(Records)

--

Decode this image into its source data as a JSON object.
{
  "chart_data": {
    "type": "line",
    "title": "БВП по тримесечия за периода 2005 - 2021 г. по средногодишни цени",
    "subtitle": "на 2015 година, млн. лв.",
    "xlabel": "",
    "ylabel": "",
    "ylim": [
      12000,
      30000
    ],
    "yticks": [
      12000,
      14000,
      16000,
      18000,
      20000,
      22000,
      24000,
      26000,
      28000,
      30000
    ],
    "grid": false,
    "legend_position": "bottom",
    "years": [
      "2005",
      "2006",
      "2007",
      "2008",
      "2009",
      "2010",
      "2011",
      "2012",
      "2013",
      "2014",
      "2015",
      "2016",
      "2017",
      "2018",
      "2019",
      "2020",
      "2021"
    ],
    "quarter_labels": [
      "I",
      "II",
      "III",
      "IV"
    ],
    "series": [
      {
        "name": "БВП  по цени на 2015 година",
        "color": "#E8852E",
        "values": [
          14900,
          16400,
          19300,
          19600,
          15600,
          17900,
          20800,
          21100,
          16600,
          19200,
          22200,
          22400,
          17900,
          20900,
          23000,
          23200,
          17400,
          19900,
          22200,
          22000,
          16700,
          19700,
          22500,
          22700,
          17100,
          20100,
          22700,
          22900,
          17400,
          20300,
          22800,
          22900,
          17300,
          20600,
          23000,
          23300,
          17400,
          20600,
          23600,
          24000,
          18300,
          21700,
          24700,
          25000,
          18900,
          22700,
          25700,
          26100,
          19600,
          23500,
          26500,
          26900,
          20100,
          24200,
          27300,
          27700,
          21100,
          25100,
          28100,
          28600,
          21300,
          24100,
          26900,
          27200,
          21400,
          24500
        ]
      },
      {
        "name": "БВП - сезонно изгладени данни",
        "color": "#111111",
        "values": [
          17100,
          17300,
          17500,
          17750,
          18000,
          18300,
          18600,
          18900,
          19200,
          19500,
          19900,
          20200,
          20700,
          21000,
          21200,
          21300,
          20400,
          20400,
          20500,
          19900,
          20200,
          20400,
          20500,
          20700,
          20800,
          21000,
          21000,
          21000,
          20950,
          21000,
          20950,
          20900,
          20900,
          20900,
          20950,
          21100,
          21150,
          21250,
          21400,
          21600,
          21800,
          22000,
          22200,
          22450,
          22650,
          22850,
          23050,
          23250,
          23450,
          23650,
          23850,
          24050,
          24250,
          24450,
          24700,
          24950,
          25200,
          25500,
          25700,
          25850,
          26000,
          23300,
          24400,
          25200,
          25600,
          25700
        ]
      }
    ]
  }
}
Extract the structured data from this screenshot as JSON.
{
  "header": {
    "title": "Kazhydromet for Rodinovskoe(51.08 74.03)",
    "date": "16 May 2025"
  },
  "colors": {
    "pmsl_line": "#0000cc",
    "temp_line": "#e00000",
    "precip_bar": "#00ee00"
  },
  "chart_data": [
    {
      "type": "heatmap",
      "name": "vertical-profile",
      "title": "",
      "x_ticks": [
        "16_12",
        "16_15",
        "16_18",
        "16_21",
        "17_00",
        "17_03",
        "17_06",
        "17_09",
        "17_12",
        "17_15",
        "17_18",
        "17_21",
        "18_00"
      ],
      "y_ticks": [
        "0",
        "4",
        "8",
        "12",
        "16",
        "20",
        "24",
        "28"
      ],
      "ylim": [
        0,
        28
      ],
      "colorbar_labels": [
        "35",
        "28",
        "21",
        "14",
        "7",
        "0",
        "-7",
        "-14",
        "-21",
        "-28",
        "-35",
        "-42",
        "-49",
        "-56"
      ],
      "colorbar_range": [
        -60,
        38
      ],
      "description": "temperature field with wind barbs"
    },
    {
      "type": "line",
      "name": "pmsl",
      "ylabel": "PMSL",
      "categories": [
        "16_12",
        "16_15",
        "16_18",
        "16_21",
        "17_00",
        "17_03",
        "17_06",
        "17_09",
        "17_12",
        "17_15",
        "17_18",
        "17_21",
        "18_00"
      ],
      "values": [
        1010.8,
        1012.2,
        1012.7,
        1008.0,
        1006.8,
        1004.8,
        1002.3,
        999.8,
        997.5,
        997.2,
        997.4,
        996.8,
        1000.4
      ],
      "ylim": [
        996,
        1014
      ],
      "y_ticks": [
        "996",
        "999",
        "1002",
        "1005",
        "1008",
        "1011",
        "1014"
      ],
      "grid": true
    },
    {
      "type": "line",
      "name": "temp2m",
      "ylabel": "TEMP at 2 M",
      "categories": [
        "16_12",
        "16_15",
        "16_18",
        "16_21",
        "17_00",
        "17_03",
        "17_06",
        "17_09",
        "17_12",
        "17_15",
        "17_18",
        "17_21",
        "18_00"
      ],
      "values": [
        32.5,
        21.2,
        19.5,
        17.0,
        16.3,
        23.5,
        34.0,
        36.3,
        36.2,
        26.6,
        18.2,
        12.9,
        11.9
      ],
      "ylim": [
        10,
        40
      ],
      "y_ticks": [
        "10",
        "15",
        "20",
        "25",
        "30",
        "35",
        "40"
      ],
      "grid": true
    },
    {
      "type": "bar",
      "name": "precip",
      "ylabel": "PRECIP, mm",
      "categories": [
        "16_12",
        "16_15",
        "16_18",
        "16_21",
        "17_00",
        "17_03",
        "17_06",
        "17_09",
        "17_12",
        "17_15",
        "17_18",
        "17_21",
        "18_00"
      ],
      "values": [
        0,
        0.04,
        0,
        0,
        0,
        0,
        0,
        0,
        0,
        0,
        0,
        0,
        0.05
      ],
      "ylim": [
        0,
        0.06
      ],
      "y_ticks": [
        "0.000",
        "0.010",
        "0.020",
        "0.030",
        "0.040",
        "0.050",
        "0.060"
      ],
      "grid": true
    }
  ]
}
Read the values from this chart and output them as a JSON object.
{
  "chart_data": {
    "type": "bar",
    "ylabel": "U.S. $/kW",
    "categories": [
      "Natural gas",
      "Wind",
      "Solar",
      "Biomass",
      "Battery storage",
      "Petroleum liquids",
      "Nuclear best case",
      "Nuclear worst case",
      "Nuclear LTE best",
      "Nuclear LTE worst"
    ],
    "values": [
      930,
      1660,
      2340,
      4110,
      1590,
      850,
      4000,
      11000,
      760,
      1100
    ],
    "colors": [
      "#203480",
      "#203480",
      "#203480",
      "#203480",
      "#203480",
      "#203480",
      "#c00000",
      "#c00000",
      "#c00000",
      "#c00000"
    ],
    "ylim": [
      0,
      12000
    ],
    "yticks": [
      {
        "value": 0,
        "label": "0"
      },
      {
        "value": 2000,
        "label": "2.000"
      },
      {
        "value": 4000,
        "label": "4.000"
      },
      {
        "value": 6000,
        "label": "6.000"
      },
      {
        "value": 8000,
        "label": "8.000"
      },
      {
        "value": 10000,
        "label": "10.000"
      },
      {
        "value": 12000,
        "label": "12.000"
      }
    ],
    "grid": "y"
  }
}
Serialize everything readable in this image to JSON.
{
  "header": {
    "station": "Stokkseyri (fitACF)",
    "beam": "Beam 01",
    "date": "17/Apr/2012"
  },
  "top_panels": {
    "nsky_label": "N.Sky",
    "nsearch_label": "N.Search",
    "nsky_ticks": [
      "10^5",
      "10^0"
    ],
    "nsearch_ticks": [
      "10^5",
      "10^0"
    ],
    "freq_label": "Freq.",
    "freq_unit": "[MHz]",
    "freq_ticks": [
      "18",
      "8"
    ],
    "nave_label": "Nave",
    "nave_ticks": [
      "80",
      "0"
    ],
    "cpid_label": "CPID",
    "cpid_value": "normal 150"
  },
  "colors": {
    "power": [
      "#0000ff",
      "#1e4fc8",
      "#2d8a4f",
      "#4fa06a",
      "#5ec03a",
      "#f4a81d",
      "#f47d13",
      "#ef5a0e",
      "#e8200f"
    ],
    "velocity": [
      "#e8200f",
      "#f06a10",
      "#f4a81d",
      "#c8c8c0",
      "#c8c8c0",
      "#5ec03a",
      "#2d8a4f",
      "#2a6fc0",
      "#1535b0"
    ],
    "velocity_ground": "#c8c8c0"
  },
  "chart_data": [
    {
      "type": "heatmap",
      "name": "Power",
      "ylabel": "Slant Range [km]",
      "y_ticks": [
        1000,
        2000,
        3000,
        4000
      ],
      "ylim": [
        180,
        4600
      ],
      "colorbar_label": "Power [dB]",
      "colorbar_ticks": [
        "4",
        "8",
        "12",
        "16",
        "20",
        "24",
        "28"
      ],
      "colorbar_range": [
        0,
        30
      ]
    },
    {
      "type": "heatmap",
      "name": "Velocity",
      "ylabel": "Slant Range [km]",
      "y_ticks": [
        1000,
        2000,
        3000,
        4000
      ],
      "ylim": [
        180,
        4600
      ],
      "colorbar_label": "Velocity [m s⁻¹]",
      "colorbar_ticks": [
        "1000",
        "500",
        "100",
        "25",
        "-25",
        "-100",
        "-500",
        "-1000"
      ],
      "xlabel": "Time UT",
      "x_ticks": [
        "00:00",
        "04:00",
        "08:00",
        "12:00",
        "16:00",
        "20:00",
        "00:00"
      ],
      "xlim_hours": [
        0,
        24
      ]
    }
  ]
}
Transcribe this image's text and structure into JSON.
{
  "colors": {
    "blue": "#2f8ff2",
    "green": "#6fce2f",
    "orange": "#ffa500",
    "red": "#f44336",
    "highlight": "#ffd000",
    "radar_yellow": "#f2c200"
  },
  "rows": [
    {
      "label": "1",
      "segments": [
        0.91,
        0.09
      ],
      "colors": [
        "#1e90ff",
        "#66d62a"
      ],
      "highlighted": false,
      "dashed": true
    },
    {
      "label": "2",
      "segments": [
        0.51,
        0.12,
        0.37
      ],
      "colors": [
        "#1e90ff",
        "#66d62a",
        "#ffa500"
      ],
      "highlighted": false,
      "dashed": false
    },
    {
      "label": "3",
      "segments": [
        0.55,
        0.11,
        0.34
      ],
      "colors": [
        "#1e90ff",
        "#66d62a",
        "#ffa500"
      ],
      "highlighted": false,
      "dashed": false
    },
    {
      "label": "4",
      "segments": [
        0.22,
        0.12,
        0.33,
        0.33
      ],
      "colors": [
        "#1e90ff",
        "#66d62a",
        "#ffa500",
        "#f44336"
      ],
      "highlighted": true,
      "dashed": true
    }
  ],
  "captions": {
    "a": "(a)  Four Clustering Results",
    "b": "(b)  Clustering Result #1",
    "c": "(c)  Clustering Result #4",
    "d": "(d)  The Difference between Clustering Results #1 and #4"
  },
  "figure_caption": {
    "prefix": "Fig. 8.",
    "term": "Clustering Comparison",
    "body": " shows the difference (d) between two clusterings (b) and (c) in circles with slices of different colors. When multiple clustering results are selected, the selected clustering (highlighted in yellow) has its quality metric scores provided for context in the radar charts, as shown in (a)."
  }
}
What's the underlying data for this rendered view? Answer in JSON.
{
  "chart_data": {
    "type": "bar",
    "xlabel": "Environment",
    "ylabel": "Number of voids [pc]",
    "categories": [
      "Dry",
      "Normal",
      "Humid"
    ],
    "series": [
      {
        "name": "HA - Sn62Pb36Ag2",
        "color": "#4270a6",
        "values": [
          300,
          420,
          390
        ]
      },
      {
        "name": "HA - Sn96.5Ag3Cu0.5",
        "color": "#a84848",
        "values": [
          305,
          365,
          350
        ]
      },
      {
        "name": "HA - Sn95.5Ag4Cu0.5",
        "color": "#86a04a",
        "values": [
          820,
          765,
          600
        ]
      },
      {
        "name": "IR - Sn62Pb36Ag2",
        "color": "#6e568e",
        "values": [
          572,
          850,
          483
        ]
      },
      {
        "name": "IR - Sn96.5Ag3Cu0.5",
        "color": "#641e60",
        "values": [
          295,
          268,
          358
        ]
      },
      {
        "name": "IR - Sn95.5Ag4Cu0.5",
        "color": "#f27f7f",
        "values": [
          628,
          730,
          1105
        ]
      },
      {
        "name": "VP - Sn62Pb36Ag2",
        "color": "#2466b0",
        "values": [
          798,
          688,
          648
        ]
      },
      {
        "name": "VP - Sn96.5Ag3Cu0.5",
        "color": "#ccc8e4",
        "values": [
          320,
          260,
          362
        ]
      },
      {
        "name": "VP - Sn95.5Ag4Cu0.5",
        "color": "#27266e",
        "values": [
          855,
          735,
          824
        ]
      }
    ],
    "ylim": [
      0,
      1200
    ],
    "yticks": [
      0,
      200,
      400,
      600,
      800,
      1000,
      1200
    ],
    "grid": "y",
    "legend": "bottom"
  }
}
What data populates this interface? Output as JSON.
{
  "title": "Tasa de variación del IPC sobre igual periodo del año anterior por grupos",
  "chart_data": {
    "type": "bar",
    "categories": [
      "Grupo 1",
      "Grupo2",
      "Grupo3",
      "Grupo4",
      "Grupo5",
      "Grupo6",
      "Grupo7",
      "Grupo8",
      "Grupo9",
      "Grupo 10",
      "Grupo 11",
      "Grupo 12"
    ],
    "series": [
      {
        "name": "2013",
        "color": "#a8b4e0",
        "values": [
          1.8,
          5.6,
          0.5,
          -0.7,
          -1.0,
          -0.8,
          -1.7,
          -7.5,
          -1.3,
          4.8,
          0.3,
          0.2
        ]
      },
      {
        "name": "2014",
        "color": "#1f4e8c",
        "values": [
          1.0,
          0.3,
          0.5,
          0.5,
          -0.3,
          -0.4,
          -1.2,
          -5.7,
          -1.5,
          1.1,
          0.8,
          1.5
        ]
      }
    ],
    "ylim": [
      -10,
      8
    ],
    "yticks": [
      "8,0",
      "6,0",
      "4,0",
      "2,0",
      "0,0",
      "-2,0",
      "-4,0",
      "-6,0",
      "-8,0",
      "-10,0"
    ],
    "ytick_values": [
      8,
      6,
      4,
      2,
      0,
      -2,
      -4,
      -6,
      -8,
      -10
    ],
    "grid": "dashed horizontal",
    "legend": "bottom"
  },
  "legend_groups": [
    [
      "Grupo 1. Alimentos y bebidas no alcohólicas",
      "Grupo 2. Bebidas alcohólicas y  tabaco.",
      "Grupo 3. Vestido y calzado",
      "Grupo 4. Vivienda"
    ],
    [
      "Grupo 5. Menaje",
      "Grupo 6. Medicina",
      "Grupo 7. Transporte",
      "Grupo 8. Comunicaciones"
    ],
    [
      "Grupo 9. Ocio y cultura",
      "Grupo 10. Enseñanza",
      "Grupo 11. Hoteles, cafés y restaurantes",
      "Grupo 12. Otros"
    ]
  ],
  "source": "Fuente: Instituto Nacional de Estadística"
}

--

[WHAT THE EXERCISE ASKS] State how many lines of the material contain the string "worst", with no other words.

[RESULT OF THE TASK] 2